## Data listing
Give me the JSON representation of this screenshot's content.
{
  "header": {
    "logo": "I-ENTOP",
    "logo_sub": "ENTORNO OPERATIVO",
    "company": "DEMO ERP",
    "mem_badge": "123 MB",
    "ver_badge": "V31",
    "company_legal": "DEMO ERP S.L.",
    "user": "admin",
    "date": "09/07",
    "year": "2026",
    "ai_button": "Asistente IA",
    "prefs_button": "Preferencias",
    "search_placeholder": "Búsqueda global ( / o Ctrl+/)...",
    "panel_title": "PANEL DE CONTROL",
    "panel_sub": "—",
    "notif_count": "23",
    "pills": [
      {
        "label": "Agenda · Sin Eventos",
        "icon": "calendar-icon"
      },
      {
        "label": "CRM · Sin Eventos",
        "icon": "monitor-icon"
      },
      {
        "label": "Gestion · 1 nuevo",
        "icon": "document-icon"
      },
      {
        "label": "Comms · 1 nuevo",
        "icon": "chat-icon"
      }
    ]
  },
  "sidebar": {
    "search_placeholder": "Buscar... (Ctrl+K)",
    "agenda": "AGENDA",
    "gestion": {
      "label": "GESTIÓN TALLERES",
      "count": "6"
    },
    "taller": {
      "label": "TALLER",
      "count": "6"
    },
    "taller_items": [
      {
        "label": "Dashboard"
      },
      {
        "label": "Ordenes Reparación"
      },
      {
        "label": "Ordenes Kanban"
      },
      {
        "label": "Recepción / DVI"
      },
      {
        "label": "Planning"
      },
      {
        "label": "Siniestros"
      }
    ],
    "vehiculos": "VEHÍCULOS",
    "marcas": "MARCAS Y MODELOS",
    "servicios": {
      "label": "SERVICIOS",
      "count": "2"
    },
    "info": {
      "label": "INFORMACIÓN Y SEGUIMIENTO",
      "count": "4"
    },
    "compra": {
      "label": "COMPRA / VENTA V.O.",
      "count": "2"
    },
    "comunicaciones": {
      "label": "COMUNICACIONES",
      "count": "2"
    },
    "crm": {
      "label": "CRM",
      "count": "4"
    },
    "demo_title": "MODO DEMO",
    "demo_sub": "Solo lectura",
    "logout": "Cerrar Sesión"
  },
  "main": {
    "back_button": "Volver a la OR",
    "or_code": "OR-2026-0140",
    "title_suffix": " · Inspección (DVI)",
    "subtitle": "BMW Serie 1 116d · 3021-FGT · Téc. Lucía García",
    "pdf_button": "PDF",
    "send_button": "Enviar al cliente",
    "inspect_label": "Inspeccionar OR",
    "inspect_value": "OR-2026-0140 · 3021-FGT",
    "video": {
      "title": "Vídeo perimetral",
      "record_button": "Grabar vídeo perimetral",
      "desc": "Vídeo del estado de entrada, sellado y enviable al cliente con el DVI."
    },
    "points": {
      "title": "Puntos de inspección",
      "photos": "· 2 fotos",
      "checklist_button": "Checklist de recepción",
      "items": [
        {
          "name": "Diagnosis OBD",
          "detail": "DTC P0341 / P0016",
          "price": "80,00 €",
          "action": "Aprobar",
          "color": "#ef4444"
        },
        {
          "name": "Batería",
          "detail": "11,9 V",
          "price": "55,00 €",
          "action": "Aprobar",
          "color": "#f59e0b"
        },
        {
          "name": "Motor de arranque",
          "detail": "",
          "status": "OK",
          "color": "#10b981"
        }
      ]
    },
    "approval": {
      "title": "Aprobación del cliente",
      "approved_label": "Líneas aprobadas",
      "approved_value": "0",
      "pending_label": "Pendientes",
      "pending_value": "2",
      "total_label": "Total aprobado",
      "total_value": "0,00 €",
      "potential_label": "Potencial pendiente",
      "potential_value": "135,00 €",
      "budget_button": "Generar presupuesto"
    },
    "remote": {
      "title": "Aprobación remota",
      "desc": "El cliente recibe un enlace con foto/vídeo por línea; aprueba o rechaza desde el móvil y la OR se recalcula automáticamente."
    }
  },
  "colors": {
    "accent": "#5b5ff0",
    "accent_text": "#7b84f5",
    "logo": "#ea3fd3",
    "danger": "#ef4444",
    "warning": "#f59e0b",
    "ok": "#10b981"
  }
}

## Task statement
Repeat back the data above, exact to the last character.

## Result below
Give me the JSON representation of this screenshot's content.
{
  "header": {
    "logo": "I-ENTOP",
    "logo_sub": "ENTORNO OPERATIVO",
    "company": "DEMO ERP",
    "mem_badge": "123 MB",
    "ver_badge": "V31",
    "company_legal": "DEMO ERP S.L.",
    "user": "admin",
    "date": "09/07",
    "year": "2026",
    "ai_button": "Asistente IA",
    "prefs_button": "Preferencias",
    "search_placeholder": "Búsqueda global ( / o Ctrl+/)...",
    "panel_title": "PANEL DE CONTROL",
    "panel_sub": "—",
    "notif_count": "23",
    "pills": [
      {
        "label": "Agenda · Sin Eventos",
        "icon": "calendar-icon"
      },
      {
        "label": "CRM · Sin Eventos",
        "icon": "monitor-icon"
      },
      {
        "label": "Gestion · 1 nuevo",
        "icon": "document-icon"
      },
      {
        "label": "Comms · 1 nuevo",
        "icon": "chat-icon"
      }
    ]
  },
  "sidebar": {
    "search_placeholder": "Buscar... (Ctrl+K)",
    "agenda": "AGENDA",
    "gestion": {
      "label": "GESTIÓN TALLERES",
      "count": "6"
    },
    "taller": {
      "label": "TALLER",
      "count": "6"
    },
    "taller_items": [
      {
        "label": "Dashboard"
      },
      {
        "label": "Ordenes Reparación"
      },
      {
        "label": "Ordenes Kanban"
      },
      {
        "label": "Recepción / DVI"
      },
      {
        "label": "Planning"
      },
      {
        "label": "Siniestros"
      }
    ],
    "vehiculos": "VEHÍCULOS",
    "marcas": "MARCAS Y MODELOS",
    "servicios": {
      "label": "SERVICIOS",
      "count": "2"
    },
    "info": {
      "label": "INFORMACIÓN Y SEGUIMIENTO",
      "count": "4"
    },
    "compra": {
      "label": "COMPRA / VENTA V.O.",
      "count": "2"
    },
    "comunicaciones": {
      "label": "COMUNICACIONES",
      "count": "2"
    },
    "crm": {
      "label": "CRM",
      "count": "4"
    },
    "demo_title": "MODO DEMO",
    "demo_sub": "Solo lectura",
    "logout": "Cerrar Sesión"
  },
  "main": {
    "back_button": "Volver a la OR",
    "or_code": "OR-2026-0140",
    "title_suffix": " · Inspección (DVI)",
    "subtitle": "BMW Serie 1 116d · 3021-FGT · Téc. Lucía García",
    "pdf_button": "PDF",
    "send_button": "Enviar al cliente",
    "inspect_label": "Inspeccionar OR",
    "inspect_value": "OR-2026-0140 · 3021-FGT",
    "video": {
      "title": "Vídeo perimetral",
      "record_button": "Grabar vídeo perimetral",
      "desc": "Vídeo del estado de entrada, sellado y enviable al cliente con el DVI."
    },
    "points": {
      "title": "Puntos de inspección",
      "photos": "· 2 fotos",
      "checklist_button": "Checklist de recepción",
      "items": [
        {
          "name": "Diagnosis OBD",
          "detail": "DTC P0341 / P0016",
          "price": "80,00 €",
          "action": "Aprobar",
          "color": "#ef4444"
        },
        {
          "name": "Batería",
          "detail": "11,9 V",
          "price": "55,00 €",
          "action": "Aprobar",
          "color": "#f59e0b"
        },
        {
          "name": "Motor de arranque",
          "detail": "",
          "status": "OK",
          "color": "#10b981"
        }
      ]
    },
    "approval": {
      "title": "Aprobación del cliente",
      "approved_label": "Líneas aprobadas",
      "approved_value": "0",
      "pending_label": "Pendientes",
      "pending_value": "2",
      "total_label": "Total aprobado",
      "total_value": "0,00 €",
      "potential_label": "Potencial pendiente",
      "potential_value": "135,00 €",
      "budget_button": "Generar presupuesto"
    },
    "remote": {
      "title": "Aprobación remota",
      "desc": "El cliente recibe un enlace con foto/vídeo por línea; aprueba o rechaza desde el móvil y la OR se recalcula automáticamente."
    }
  },
  "colors": {
    "accent": "#5b5ff0",
    "accent_text": "#7b84f5",
    "logo": "#ea3fd3",
    "danger": "#ef4444",
    "warning": "#f59e0b",
    "ok": "#10b981"
  }
}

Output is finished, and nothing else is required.